- [Extracted data entries]
--- Begin ---
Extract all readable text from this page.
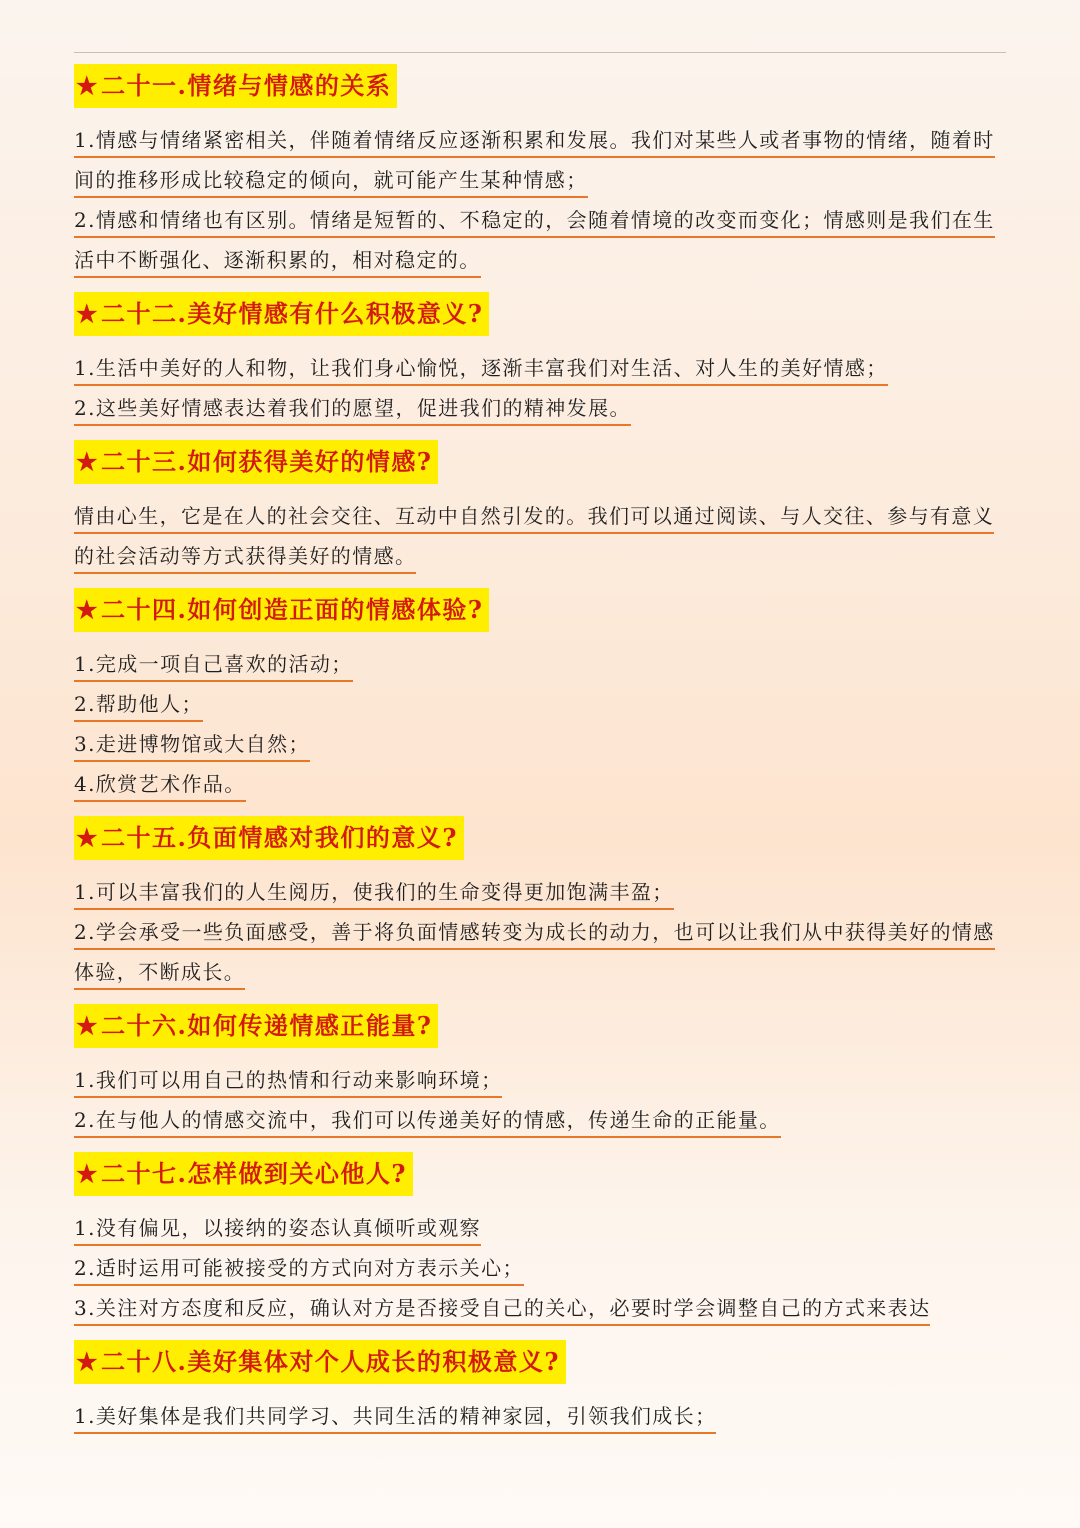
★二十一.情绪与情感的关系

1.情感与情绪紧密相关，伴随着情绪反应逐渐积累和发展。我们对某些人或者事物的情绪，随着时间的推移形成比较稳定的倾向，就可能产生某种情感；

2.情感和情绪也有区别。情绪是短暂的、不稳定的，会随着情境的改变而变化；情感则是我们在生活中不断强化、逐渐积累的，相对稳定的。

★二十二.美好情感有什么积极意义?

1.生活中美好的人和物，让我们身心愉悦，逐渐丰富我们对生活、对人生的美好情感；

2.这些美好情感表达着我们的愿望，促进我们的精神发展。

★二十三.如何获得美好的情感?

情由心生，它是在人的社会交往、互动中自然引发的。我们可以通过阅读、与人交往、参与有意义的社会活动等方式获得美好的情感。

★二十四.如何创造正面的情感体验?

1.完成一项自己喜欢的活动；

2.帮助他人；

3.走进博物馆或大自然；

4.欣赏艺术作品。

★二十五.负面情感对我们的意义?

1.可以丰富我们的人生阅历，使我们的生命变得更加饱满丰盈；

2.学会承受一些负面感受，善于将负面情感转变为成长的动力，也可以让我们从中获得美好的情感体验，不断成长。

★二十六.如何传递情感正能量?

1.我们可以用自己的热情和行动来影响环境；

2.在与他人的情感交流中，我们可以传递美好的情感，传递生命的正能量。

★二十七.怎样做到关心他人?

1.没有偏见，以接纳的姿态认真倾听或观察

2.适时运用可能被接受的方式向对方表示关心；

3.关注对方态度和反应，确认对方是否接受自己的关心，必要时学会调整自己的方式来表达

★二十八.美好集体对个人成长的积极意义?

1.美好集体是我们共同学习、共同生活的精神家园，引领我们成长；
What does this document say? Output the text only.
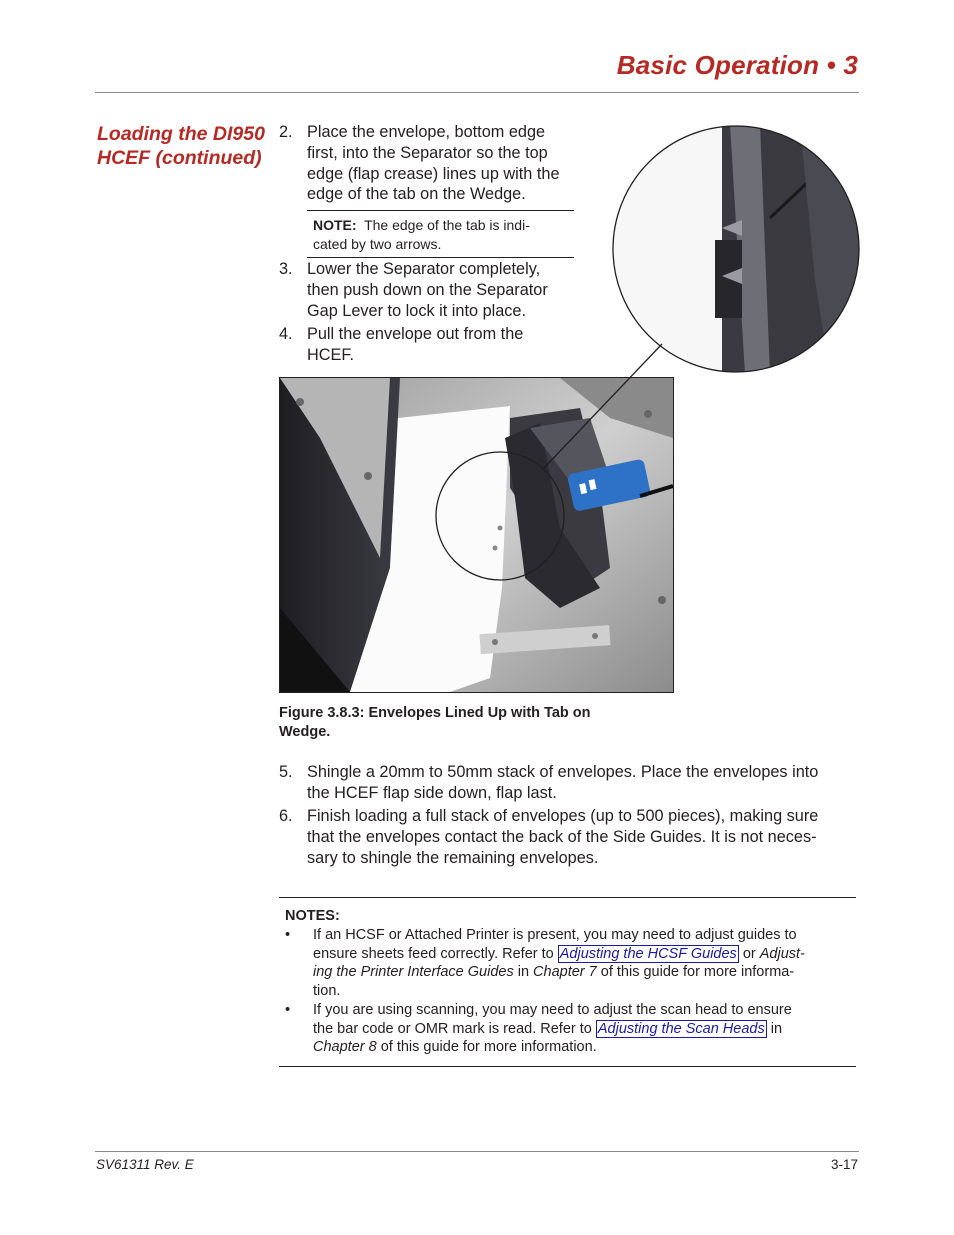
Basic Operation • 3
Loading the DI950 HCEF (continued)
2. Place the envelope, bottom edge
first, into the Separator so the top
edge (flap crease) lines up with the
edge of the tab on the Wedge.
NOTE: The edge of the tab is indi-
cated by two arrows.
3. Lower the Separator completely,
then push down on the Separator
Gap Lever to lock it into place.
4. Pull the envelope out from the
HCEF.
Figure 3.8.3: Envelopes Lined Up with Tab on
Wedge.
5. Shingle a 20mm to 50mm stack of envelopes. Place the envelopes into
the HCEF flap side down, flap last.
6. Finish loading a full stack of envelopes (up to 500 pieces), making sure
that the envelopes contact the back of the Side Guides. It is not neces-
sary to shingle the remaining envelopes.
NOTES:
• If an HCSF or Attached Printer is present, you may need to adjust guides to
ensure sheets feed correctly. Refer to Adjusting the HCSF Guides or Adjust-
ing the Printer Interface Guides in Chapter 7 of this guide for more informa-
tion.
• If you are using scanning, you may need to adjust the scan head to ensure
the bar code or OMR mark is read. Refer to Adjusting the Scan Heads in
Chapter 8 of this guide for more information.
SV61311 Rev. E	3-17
--- End ---
- [OBJECTIVE] List every line above that contains the word "this".

- [FINISHED EXERCISE]
Extract all readable text from this page.
What does this document say? Output the text only.
ing the Printer Interface Guides in Chapter 7 of this guide for more informa-
Chapter 8 of this guide for more information.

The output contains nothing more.